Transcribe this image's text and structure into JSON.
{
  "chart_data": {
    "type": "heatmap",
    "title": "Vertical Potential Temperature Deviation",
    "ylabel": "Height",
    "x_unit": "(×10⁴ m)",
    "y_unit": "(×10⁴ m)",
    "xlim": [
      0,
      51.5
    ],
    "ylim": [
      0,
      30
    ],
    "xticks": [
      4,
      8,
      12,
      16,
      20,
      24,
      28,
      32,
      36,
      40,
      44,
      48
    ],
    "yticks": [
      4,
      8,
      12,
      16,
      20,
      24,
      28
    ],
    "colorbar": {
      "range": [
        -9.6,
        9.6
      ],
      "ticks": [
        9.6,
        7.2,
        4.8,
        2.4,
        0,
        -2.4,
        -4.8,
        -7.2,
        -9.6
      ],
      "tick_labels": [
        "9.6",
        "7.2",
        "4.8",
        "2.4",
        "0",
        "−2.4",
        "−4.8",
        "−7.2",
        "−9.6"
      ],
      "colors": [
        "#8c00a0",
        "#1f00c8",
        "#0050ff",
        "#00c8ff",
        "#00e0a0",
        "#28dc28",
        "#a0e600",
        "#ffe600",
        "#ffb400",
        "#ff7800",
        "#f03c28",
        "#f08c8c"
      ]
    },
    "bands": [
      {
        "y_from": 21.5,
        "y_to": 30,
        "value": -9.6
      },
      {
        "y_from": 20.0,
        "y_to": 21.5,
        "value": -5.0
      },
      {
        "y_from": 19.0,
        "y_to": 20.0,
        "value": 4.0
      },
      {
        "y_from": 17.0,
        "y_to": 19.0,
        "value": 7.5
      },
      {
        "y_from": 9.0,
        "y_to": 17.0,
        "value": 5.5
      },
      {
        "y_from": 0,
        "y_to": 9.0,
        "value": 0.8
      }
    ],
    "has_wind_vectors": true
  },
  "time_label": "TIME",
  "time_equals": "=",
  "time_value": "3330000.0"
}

§ **Written instruction**
Quote all of the entries exactly as they appear.

§ **Solution to this problem**
Transcribe this image's text and structure into JSON.
{
  "chart_data": {
    "type": "heatmap",
    "title": "Vertical Potential Temperature Deviation",
    "ylabel": "Height",
    "x_unit": "(×10⁴ m)",
    "y_unit": "(×10⁴ m)",
    "xlim": [
      0,
      51.5
    ],
    "ylim": [
      0,
      30
    ],
    "xticks": [
      4,
      8,
      12,
      16,
      20,
      24,
      28,
      32,
      36,
      40,
      44,
      48
    ],
    "yticks": [
      4,
      8,
      12,
      16,
      20,
      24,
      28
    ],
    "colorbar": {
      "range": [
        -9.6,
        9.6
      ],
      "ticks": [
        9.6,
        7.2,
        4.8,
        2.4,
        0,
        -2.4,
        -4.8,
        -7.2,
        -9.6
      ],
      "tick_labels": [
        "9.6",
        "7.2",
        "4.8",
        "2.4",
        "0",
        "−2.4",
        "−4.8",
        "−7.2",
        "−9.6"
      ],
      "colors": [
        "#8c00a0",
        "#1f00c8",
        "#0050ff",
        "#00c8ff",
        "#00e0a0",
        "#28dc28",
        "#a0e600",
        "#ffe600",
        "#ffb400",
        "#ff7800",
        "#f03c28",
        "#f08c8c"
      ]
    },
    "bands": [
      {
        "y_from": 21.5,
        "y_to": 30,
        "value": -9.6
      },
      {
        "y_from": 20.0,
        "y_to": 21.5,
        "value": -5.0
      },
      {
        "y_from": 19.0,
        "y_to": 20.0,
        "value": 4.0
      },
      {
        "y_from": 17.0,
        "y_to": 19.0,
        "value": 7.5
      },
      {
        "y_from": 9.0,
        "y_to": 17.0,
        "value": 5.5
      },
      {
        "y_from": 0,
        "y_to": 9.0,
        "value": 0.8
      }
    ],
    "has_wind_vectors": true
  },
  "time_label": "TIME",
  "time_equals": "=",
  "time_value": "3330000.0"
}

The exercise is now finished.